▶ Set exercise: Repeat exactly, and only, the lines from the line containing "Read this page and output its text content." through the last line of the records below, including both.

▶ Supplied entries:
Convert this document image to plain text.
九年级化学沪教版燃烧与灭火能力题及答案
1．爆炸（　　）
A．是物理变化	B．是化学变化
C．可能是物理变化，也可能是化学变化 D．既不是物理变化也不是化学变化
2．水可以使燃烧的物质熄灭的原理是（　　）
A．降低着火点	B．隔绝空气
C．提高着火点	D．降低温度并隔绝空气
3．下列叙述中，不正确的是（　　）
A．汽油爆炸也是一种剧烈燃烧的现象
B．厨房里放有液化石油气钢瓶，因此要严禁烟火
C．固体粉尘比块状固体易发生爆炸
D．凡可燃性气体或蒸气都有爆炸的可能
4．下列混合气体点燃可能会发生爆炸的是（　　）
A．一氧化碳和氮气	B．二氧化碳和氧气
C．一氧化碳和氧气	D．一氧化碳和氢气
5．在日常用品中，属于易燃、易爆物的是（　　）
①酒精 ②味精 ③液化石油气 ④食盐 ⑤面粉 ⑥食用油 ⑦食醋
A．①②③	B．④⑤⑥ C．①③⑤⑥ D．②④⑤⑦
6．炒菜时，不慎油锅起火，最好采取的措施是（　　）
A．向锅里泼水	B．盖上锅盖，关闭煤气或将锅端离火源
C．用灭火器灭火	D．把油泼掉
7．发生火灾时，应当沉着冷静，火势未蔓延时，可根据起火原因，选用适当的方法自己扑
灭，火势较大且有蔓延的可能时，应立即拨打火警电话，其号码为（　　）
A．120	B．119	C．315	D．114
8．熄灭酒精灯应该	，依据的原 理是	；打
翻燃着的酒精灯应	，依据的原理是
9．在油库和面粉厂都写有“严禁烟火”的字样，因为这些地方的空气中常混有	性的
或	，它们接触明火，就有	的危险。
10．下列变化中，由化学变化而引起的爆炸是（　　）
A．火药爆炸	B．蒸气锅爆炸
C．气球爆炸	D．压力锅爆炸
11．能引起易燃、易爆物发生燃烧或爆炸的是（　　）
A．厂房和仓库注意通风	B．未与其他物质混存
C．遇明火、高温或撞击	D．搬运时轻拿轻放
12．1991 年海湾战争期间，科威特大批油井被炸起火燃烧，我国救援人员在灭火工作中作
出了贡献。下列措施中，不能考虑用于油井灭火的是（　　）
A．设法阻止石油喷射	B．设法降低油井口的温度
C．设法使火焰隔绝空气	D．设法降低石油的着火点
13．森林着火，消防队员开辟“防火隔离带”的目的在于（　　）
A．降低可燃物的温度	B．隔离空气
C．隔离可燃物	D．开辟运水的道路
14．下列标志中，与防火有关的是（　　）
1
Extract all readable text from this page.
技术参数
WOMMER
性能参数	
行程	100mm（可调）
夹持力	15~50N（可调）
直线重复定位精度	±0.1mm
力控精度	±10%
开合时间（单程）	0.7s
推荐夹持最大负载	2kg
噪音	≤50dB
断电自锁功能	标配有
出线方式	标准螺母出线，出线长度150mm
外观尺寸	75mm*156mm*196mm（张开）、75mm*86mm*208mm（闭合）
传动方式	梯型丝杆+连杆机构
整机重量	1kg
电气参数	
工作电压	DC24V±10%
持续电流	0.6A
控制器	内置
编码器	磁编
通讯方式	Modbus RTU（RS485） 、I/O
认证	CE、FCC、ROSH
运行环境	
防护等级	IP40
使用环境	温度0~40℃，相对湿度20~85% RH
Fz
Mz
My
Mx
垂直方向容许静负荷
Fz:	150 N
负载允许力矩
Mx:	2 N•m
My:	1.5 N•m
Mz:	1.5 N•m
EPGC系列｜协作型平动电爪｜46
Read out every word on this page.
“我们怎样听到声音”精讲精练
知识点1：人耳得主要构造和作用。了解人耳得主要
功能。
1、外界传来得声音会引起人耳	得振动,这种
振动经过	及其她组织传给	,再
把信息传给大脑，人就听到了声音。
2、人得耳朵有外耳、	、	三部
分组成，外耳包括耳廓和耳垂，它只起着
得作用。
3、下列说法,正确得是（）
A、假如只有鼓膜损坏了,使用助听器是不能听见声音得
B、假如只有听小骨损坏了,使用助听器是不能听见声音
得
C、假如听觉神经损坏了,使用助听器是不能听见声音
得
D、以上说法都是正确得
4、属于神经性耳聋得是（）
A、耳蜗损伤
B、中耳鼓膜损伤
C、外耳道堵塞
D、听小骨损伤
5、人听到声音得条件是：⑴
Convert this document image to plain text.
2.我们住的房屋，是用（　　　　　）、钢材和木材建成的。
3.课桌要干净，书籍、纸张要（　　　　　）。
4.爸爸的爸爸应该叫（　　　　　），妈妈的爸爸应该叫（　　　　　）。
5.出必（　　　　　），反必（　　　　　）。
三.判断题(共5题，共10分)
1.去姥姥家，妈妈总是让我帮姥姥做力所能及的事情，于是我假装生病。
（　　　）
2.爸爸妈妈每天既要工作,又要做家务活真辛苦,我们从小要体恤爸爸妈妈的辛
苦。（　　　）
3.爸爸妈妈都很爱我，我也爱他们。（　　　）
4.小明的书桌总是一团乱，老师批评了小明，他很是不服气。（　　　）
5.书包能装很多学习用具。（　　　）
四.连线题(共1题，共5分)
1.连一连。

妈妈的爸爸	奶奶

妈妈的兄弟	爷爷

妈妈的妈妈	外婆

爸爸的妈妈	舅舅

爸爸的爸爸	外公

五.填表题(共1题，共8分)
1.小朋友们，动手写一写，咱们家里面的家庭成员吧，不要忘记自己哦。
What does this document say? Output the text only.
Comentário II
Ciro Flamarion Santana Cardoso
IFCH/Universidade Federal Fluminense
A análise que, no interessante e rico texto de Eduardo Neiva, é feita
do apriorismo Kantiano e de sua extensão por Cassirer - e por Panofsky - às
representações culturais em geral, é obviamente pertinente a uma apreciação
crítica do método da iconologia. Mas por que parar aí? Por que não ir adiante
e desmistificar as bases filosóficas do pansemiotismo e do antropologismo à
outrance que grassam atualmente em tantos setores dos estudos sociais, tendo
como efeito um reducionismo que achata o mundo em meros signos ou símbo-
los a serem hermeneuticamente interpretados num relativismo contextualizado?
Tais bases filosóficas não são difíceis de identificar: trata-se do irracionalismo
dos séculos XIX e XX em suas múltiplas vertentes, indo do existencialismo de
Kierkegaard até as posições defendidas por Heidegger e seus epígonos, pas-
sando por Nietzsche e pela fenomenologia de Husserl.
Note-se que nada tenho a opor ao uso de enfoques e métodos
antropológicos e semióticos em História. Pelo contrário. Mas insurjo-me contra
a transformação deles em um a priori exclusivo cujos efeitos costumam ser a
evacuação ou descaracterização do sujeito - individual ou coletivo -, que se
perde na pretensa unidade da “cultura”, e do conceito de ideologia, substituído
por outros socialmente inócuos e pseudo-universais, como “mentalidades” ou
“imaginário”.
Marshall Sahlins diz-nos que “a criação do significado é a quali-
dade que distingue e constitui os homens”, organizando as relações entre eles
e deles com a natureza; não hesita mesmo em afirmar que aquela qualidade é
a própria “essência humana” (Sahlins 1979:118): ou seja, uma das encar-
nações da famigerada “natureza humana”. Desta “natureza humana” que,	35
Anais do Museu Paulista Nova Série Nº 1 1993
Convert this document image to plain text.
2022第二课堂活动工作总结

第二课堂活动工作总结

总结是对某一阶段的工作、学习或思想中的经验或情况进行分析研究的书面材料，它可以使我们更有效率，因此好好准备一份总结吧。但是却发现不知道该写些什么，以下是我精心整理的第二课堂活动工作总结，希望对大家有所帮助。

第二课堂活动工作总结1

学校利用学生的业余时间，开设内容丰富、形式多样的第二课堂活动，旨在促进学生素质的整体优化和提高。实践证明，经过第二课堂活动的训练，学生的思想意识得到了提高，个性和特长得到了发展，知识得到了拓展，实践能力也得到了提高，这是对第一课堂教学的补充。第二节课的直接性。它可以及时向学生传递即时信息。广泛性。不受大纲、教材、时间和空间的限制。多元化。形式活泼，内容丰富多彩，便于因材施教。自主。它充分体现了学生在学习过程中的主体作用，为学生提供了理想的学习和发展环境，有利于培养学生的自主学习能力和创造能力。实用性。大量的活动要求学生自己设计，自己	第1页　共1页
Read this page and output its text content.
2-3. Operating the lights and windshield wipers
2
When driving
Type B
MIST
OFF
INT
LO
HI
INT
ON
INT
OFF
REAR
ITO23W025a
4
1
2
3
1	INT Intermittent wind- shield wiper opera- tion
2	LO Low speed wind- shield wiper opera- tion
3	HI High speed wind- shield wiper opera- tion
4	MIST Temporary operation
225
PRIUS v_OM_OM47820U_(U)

▶ Full solution:
Read this page and output its text content.
2-3. Operating the lights and windshield wipers
2
When driving
Type B
MIST
OFF
INT
LO
HI
INT
ON
INT
OFF
REAR
ITO23W025a
4
1
2
3
1	INT Intermittent wind- shield wiper opera- tion
2	LO Low speed wind- shield wiper opera- tion
3	HI High speed wind- shield wiper opera- tion
4	MIST Temporary operation
225
PRIUS v_OM_OM47820U_(U)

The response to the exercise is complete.